▶ STATED PROBLEM
Transcribe each line of the records below exactly, excluding any embedded images.

(Figure contents as structured data)
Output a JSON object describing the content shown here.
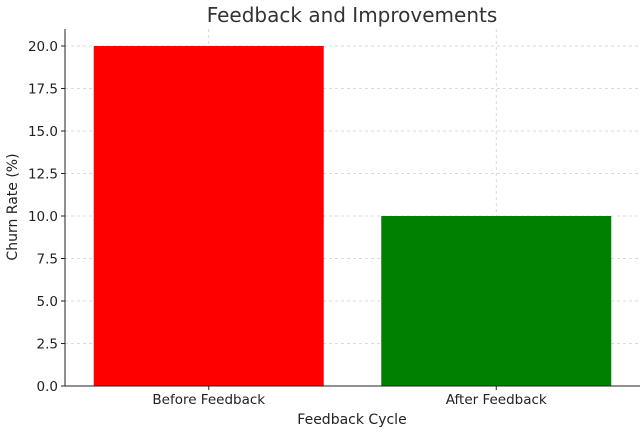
{
  "chart_data": {
    "type": "bar",
    "title": "Feedback and Improvements",
    "xlabel": "Feedback Cycle",
    "ylabel": "Churn Rate (%)",
    "categories": [
      "Before Feedback",
      "After Feedback"
    ],
    "values": [
      20.0,
      10.0
    ],
    "colors": [
      "#ff0000",
      "#008000"
    ],
    "ylim": [
      0,
      21
    ],
    "yticks": [
      "0.0",
      "2.5",
      "5.0",
      "7.5",
      "10.0",
      "12.5",
      "15.0",
      "17.5",
      "20.0"
    ],
    "grid": true,
    "legend": "none"
  }
}
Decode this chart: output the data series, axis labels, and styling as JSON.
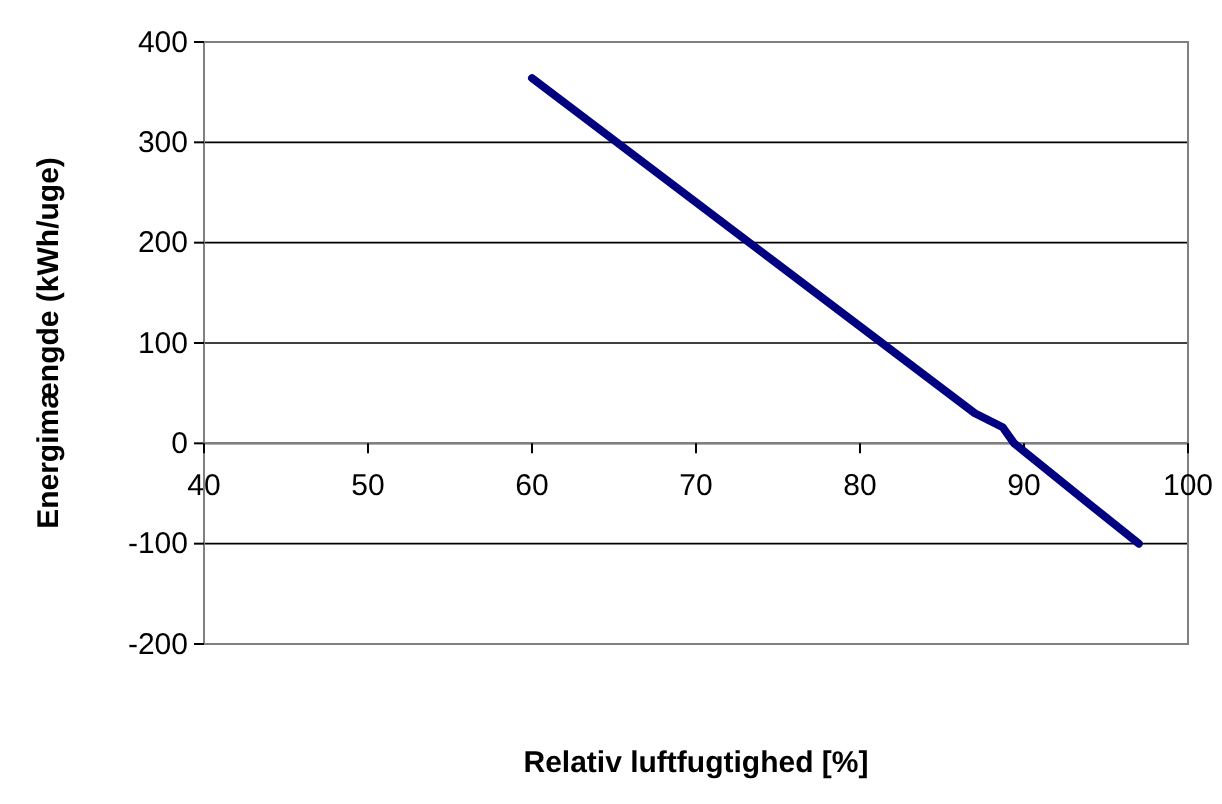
{
  "chart_data": {
    "type": "line",
    "xlabel": "Relativ luftfugtighed [%]",
    "ylabel": "Energimængde (kWh/uge)",
    "x": [
      60,
      87,
      88.7,
      89.4,
      94.1,
      97
    ],
    "series": [
      {
        "color": "#000080",
        "values": [
          364,
          30,
          16,
          0,
          -62,
          -100
        ]
      }
    ],
    "xlim": [
      40,
      100
    ],
    "xticks": [
      40,
      50,
      60,
      70,
      80,
      90,
      100
    ],
    "ylim": [
      -200,
      400
    ],
    "yticks": [
      -200,
      -100,
      0,
      100,
      200,
      300,
      400
    ],
    "grid": "y",
    "marker": "none",
    "line_style": "solid"
  }
}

▶ EXPECTED ANSWER
Output a JSON object describing the content shown here.
{
  "chart_data": {
    "type": "bar",
    "title": "Feedback and Improvements",
    "xlabel": "Feedback Cycle",
    "ylabel": "Churn Rate (%)",
    "categories": [
      "Before Feedback",
      "After Feedback"
    ],
    "values": [
      20.0,
      10.0
    ],
    "colors": [
      "#ff0000",
      "#008000"
    ],
    "ylim": [
      0,
      21
    ],
    "yticks": [
      "0.0",
      "2.5",
      "5.0",
      "7.5",
      "10.0",
      "12.5",
      "15.0",
      "17.5",
      "20.0"
    ],
    "grid": true,
    "legend": "none"
  }
}
Decode this chart: output the data series, axis labels, and styling as JSON.
{
  "chart_data": {
    "type": "line",
    "xlabel": "Relativ luftfugtighed [%]",
    "ylabel": "Energimængde (kWh/uge)",
    "x": [
      60,
      87,
      88.7,
      89.4,
      94.1,
      97
    ],
    "series": [
      {
        "color": "#000080",
        "values": [
          364,
          30,
          16,
          0,
          -62,
          -100
        ]
      }
    ],
    "xlim": [
      40,
      100
    ],
    "xticks": [
      40,
      50,
      60,
      70,
      80,
      90,
      100
    ],
    "ylim": [
      -200,
      400
    ],
    "yticks": [
      -200,
      -100,
      0,
      100,
      200,
      300,
      400
    ],
    "grid": "y",
    "marker": "none",
    "line_style": "solid"
  }
}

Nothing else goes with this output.